Dataset items
# # # #
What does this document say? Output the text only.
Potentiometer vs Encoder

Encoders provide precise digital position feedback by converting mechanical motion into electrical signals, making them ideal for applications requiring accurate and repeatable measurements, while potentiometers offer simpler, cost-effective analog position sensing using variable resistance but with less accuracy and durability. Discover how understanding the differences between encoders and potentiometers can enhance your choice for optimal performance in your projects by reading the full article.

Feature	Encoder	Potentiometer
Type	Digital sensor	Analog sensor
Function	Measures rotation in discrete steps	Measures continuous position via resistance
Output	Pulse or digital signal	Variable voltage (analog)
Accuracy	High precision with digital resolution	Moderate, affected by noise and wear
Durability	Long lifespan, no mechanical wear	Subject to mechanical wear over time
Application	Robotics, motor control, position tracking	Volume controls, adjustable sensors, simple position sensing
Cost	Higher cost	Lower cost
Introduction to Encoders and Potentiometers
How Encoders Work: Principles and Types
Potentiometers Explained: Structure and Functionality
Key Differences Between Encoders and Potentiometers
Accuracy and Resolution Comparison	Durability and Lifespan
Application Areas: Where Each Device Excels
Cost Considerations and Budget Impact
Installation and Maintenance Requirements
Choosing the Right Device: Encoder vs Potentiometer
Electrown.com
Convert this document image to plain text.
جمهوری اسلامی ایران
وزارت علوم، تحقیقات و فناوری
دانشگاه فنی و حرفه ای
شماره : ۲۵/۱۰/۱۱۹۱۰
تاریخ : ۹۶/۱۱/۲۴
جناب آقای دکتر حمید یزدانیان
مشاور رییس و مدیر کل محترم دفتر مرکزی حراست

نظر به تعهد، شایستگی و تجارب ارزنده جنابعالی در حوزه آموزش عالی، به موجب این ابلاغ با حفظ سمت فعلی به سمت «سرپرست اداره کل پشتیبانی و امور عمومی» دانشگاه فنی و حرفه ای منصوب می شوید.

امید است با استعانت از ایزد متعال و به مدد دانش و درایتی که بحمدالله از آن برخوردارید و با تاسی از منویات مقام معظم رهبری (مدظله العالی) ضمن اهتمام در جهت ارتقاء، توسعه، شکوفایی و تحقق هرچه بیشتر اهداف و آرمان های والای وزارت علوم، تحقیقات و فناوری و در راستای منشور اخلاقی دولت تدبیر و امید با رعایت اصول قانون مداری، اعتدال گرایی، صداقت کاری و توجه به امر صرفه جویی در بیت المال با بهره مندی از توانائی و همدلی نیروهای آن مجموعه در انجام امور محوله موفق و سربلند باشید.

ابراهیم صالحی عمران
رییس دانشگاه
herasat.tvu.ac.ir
# # # #
◆ Exercise instructions ◆
Repeat the data in its entirety, character for character.

◆ Task response ◆
What does this document say? Output the text only.
Potentiometer vs Encoder

Encoders provide precise digital position feedback by converting mechanical motion into electrical signals, making them ideal for applications requiring accurate and repeatable measurements, while potentiometers offer simpler, cost-effective analog position sensing using variable resistance but with less accuracy and durability. Discover how understanding the differences between encoders and potentiometers can enhance your choice for optimal performance in your projects by reading the full article.

Feature	Encoder	Potentiometer
Type	Digital sensor	Analog sensor
Function	Measures rotation in discrete steps	Measures continuous position via resistance
Output	Pulse or digital signal	Variable voltage (analog)
Accuracy	High precision with digital resolution	Moderate, affected by noise and wear
Durability	Long lifespan, no mechanical wear	Subject to mechanical wear over time
Application	Robotics, motor control, position tracking	Volume controls, adjustable sensors, simple position sensing
Cost	Higher cost	Lower cost
Introduction to Encoders and Potentiometers
How Encoders Work: Principles and Types
Potentiometers Explained: Structure and Functionality
Key Differences Between Encoders and Potentiometers
Accuracy and Resolution Comparison	Durability and Lifespan
Application Areas: Where Each Device Excels
Cost Considerations and Budget Impact
Installation and Maintenance Requirements
Choosing the Right Device: Encoder vs Potentiometer
Electrown.com
Convert this document image to plain text.
جمهوری اسلامی ایران
وزارت علوم، تحقیقات و فناوری
دانشگاه فنی و حرفه ای
شماره : ۲۵/۱۰/۱۱۹۱۰
تاریخ : ۹۶/۱۱/۲۴
جناب آقای دکتر حمید یزدانیان
مشاور رییس و مدیر کل محترم دفتر مرکزی حراست

نظر به تعهد، شایستگی و تجارب ارزنده جنابعالی در حوزه آموزش عالی، به موجب این ابلاغ با حفظ سمت فعلی به سمت «سرپرست اداره کل پشتیبانی و امور عمومی» دانشگاه فنی و حرفه ای منصوب می شوید.

امید است با استعانت از ایزد متعال و به مدد دانش و درایتی که بحمدالله از آن برخوردارید و با تاسی از منویات مقام معظم رهبری (مدظله العالی) ضمن اهتمام در جهت ارتقاء، توسعه، شکوفایی و تحقق هرچه بیشتر اهداف و آرمان های والای وزارت علوم، تحقیقات و فناوری و در راستای منشور اخلاقی دولت تدبیر و امید با رعایت اصول قانون مداری، اعتدال گرایی، صداقت کاری و توجه به امر صرفه جویی در بیت المال با بهره مندی از توانائی و همدلی نیروهای آن مجموعه در انجام امور محوله موفق و سربلند باشید.

ابراهیم صالحی عمران
رییس دانشگاه
herasat.tvu.ac.ir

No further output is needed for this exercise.